### GIVEN EXERCISE
Starting with the line that holds "Give me a plain-text", copy out each remaining line of the listing below, up to and including the last one, and include nothing else.

### LISTED ENTRIES

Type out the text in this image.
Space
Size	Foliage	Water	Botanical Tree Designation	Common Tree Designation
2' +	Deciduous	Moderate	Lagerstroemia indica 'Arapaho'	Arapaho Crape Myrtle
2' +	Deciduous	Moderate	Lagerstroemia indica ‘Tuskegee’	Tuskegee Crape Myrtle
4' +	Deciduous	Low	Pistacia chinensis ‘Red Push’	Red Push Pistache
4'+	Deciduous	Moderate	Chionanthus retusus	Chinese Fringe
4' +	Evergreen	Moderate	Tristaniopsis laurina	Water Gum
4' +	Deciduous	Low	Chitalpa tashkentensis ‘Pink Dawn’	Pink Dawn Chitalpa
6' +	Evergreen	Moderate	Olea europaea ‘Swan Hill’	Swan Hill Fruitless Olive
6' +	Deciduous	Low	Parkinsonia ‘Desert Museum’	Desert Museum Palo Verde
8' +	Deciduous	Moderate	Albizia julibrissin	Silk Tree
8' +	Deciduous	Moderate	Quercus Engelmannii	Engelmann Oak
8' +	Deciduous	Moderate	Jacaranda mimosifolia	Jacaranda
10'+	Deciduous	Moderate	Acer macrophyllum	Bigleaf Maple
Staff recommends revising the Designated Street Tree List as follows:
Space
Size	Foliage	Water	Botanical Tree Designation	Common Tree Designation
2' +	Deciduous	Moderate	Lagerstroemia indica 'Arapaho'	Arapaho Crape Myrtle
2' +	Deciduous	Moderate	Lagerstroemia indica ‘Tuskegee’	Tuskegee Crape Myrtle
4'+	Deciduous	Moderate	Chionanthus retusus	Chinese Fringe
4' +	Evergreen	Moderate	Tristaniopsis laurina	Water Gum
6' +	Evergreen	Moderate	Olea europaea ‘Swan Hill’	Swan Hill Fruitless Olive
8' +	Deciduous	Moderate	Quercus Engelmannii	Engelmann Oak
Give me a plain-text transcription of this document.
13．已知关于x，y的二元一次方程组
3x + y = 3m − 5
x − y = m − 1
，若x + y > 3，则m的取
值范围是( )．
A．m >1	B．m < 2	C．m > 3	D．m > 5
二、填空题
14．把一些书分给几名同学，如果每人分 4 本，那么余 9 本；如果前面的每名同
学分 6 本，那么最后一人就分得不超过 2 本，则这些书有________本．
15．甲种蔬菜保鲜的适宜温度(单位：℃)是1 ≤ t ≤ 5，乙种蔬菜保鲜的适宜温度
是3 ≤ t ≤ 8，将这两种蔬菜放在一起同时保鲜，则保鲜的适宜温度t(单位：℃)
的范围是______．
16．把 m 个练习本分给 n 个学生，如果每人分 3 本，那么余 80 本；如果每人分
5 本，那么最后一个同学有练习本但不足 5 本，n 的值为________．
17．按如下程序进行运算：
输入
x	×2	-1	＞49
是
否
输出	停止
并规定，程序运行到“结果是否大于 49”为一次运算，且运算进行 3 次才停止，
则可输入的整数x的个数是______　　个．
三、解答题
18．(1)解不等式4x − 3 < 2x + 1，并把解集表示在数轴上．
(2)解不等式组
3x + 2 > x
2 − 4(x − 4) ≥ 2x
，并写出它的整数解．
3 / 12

### THE REPLY
Give me a plain-text transcription of this document.
13．已知关于x，y的二元一次方程组
3x + y = 3m − 5
x − y = m − 1
，若x + y > 3，则m的取
值范围是( )．
A．m >1	B．m < 2	C．m > 3	D．m > 5
二、填空题
14．把一些书分给几名同学，如果每人分 4 本，那么余 9 本；如果前面的每名同
学分 6 本，那么最后一人就分得不超过 2 本，则这些书有________本．
15．甲种蔬菜保鲜的适宜温度(单位：℃)是1 ≤ t ≤ 5，乙种蔬菜保鲜的适宜温度
是3 ≤ t ≤ 8，将这两种蔬菜放在一起同时保鲜，则保鲜的适宜温度t(单位：℃)
的范围是______．
16．把 m 个练习本分给 n 个学生，如果每人分 3 本，那么余 80 本；如果每人分
5 本，那么最后一个同学有练习本但不足 5 本，n 的值为________．
17．按如下程序进行运算：
输入
x	×2	-1	＞49
是
否
输出	停止
并规定，程序运行到“结果是否大于 49”为一次运算，且运算进行 3 次才停止，
则可输入的整数x的个数是______　　个．
三、解答题
18．(1)解不等式4x − 3 < 2x + 1，并把解集表示在数轴上．
(2)解不等式组
3x + 2 > x
2 − 4(x − 4) ≥ 2x
，并写出它的整数解．
3 / 12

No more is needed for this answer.